Copy out only the lines running from the one that contains "Transcribe this image's" through the end of the listing. Pictures stay out.

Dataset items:
- - -
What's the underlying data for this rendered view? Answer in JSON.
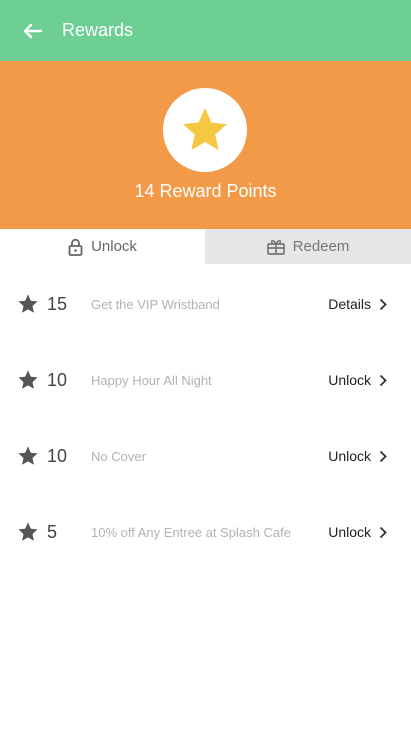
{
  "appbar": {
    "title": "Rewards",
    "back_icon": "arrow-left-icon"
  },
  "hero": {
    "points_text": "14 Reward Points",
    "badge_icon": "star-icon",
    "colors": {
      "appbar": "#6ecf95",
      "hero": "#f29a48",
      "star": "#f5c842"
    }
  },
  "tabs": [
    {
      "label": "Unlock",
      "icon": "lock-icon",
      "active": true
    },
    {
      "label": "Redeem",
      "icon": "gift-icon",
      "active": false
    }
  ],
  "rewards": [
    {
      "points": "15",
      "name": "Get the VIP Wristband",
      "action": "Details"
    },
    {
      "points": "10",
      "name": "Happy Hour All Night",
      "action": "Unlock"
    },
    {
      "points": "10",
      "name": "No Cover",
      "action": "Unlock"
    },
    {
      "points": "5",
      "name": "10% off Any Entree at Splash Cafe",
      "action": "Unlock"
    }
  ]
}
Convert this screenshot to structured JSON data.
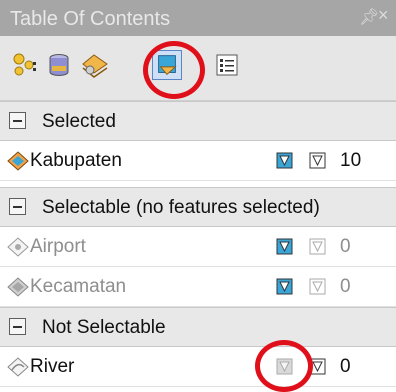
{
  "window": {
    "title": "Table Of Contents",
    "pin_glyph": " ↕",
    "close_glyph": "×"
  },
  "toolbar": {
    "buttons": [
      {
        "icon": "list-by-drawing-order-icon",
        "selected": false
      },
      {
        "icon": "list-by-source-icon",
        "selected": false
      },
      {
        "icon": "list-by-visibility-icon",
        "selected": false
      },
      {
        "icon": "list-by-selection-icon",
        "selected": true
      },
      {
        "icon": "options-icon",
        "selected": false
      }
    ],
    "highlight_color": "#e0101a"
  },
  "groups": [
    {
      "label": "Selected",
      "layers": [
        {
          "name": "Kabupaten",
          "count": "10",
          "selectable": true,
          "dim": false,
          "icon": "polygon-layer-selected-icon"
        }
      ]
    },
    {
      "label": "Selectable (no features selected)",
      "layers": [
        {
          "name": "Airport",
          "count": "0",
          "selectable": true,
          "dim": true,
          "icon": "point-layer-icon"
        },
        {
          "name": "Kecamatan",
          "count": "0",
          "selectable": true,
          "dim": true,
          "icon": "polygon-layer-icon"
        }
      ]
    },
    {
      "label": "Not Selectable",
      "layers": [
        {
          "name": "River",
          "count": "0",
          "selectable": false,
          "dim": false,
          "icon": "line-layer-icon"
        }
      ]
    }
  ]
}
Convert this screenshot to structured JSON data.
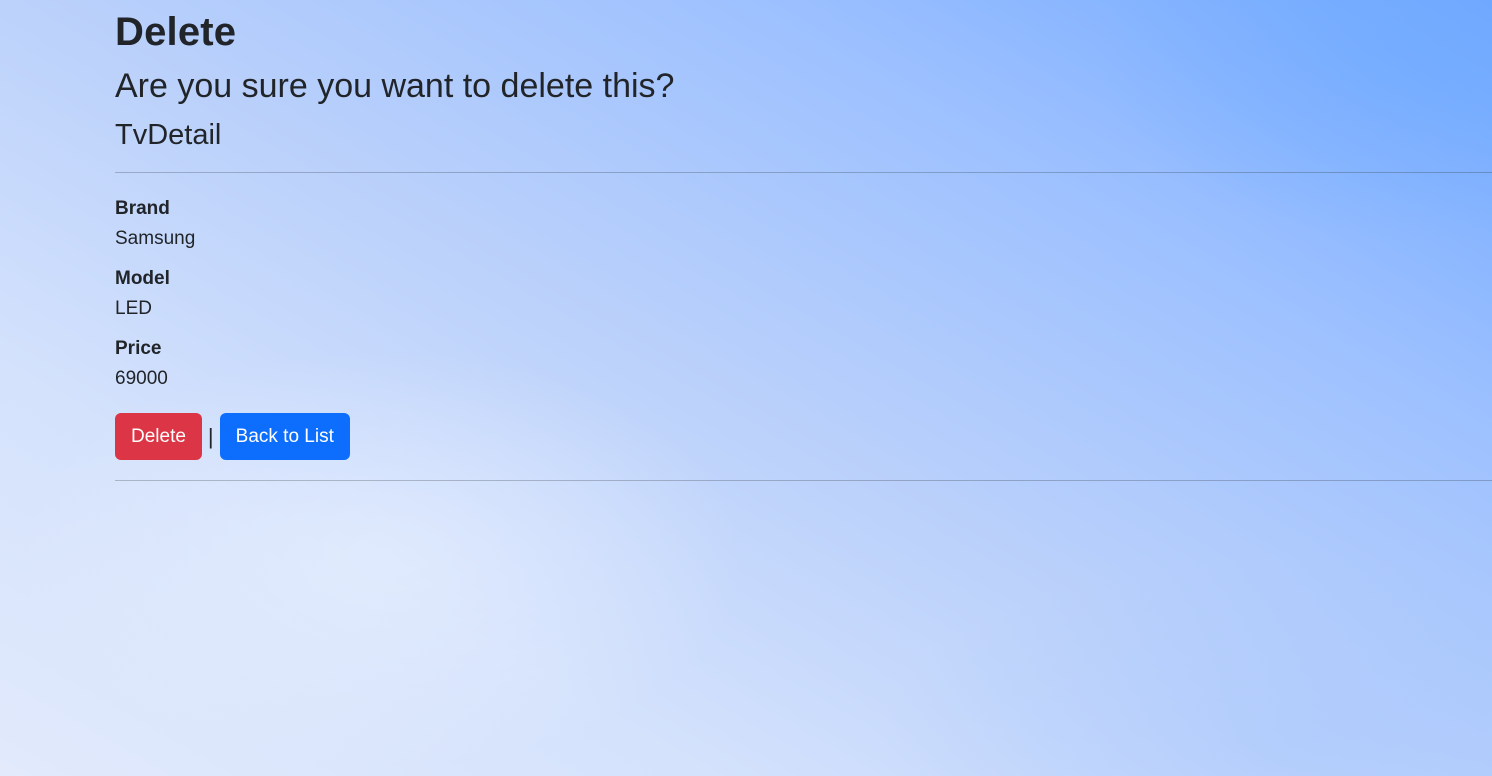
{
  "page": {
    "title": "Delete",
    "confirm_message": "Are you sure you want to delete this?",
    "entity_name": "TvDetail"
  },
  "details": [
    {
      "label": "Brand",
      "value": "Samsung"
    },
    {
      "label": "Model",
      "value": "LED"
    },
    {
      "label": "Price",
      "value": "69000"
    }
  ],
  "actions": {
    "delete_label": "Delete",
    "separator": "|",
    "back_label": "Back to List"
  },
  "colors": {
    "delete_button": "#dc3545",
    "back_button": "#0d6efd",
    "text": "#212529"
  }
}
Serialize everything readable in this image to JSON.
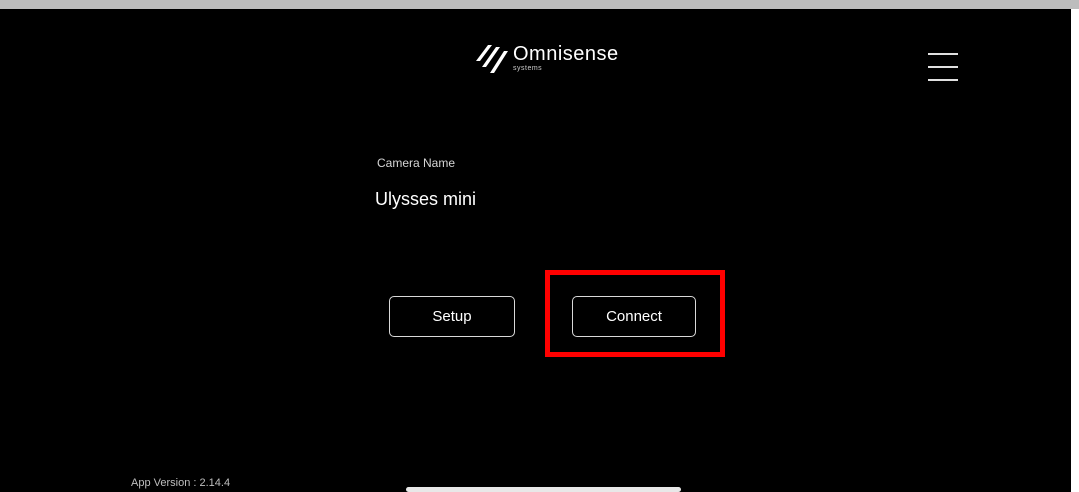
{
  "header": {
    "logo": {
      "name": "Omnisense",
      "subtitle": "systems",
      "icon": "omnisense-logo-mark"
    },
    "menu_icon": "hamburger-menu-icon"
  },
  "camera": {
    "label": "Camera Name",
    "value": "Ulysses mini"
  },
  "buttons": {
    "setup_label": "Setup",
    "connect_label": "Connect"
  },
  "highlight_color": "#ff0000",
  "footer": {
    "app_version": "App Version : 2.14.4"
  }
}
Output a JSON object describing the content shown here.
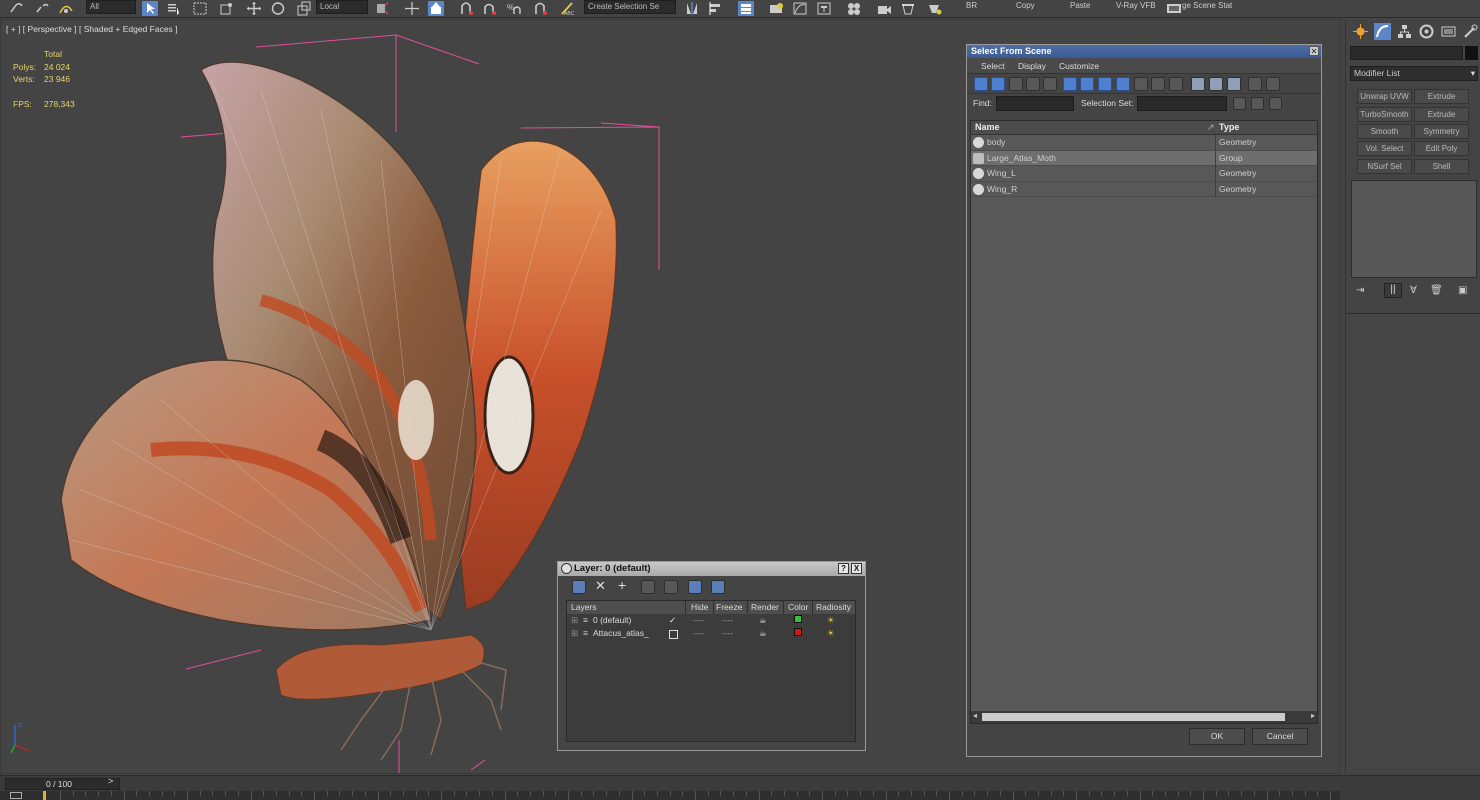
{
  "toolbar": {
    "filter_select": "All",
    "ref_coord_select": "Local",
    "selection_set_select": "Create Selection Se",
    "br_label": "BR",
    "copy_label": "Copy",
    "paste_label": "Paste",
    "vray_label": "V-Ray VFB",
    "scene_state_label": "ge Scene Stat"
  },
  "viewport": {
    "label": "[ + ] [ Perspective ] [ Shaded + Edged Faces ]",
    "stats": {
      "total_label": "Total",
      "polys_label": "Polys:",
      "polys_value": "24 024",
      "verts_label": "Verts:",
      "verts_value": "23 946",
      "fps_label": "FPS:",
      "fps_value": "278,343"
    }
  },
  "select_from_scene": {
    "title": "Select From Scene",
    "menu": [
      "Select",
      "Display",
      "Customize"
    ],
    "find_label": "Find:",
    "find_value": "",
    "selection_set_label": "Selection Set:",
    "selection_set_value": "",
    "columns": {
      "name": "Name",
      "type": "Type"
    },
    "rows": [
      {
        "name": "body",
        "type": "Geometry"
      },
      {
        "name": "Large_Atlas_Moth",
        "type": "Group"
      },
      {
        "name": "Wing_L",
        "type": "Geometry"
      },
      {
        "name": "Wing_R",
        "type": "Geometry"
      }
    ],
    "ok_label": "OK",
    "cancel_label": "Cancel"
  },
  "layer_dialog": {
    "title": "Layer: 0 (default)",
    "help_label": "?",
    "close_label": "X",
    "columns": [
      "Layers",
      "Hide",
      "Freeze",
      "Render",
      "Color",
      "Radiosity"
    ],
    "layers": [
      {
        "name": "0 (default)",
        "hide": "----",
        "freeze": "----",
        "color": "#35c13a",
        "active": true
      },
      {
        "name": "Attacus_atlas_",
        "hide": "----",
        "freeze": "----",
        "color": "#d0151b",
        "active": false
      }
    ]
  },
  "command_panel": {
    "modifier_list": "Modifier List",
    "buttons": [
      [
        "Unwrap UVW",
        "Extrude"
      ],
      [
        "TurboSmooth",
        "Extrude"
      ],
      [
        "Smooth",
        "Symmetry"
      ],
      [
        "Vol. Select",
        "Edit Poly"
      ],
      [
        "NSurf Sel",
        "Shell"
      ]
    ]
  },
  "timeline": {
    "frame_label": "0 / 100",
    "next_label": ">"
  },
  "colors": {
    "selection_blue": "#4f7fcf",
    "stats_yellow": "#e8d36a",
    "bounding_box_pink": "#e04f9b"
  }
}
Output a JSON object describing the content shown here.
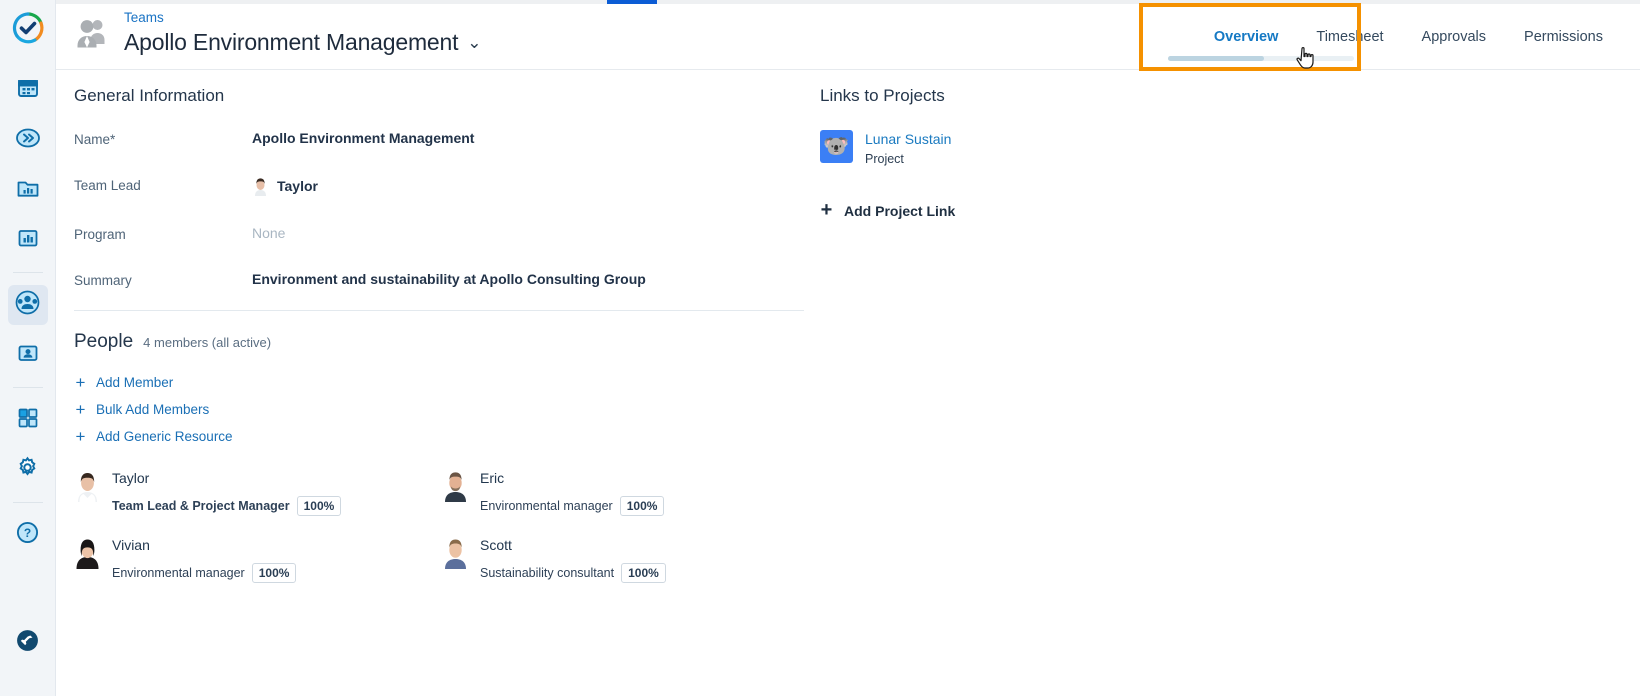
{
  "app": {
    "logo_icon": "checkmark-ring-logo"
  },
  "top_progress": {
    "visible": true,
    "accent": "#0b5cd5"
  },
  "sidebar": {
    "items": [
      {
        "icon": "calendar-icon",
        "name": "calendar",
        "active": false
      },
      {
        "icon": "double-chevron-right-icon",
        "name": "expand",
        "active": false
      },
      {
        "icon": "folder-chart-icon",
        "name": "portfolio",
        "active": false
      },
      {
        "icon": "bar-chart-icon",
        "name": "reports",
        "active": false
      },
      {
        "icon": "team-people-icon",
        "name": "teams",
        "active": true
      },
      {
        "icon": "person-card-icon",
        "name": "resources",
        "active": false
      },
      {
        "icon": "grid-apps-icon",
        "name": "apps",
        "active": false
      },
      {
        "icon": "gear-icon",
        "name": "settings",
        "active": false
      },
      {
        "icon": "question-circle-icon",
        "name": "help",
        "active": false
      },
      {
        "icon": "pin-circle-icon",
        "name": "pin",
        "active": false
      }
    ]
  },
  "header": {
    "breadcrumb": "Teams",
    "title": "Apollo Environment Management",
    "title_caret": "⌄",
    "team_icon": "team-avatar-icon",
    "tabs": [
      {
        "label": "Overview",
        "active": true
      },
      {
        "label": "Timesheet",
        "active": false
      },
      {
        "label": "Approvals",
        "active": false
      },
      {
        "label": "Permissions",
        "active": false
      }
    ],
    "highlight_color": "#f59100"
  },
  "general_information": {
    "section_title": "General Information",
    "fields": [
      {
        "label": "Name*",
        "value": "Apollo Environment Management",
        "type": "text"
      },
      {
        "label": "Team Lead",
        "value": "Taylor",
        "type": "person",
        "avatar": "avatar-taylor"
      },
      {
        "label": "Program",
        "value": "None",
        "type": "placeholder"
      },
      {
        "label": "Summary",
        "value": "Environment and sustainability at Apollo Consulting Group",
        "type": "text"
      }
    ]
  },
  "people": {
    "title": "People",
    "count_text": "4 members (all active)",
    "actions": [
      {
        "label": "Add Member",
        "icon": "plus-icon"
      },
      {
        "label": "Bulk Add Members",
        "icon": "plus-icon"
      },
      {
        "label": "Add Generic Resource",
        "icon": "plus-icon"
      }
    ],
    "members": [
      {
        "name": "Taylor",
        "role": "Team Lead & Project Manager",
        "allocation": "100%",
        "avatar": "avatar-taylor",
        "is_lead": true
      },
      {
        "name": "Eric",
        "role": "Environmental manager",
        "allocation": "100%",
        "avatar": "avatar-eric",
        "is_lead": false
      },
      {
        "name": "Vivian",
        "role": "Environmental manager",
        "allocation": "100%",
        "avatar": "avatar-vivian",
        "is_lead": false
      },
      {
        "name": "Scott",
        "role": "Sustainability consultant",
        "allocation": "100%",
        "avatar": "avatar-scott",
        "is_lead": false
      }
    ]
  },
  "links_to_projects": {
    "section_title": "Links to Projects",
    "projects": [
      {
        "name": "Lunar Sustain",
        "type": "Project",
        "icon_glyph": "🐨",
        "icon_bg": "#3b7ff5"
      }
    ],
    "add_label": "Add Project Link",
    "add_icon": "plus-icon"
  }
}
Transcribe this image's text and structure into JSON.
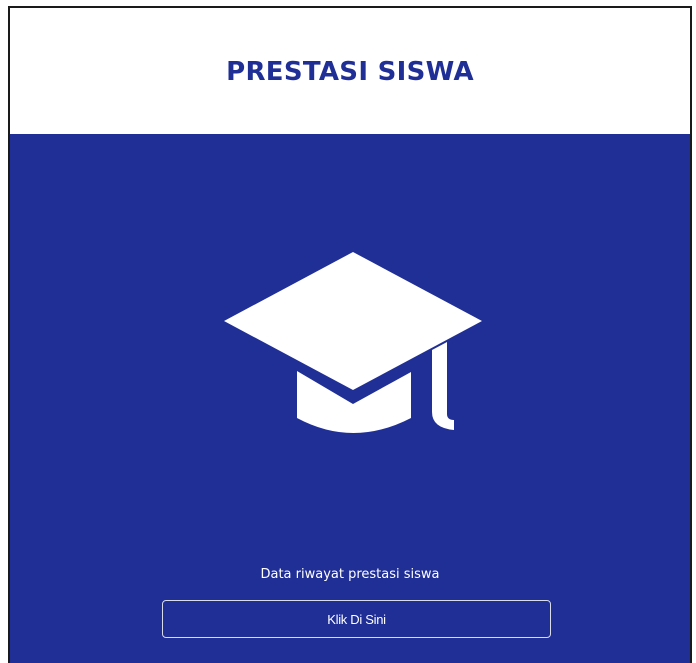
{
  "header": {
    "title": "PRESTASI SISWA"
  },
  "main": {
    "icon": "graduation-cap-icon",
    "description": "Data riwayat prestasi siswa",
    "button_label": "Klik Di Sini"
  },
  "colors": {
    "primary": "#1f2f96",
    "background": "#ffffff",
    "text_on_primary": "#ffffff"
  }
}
- - -
Correct response:
Transcribe this image's text and structure into JSON.
{
  "header": {
    "title": "PRESTASI SISWA"
  },
  "main": {
    "icon": "graduation-cap-icon",
    "description": "Data riwayat prestasi siswa",
    "button_label": "Klik Di Sini"
  },
  "colors": {
    "primary": "#1f2f96",
    "background": "#ffffff",
    "text_on_primary": "#ffffff"
  }
}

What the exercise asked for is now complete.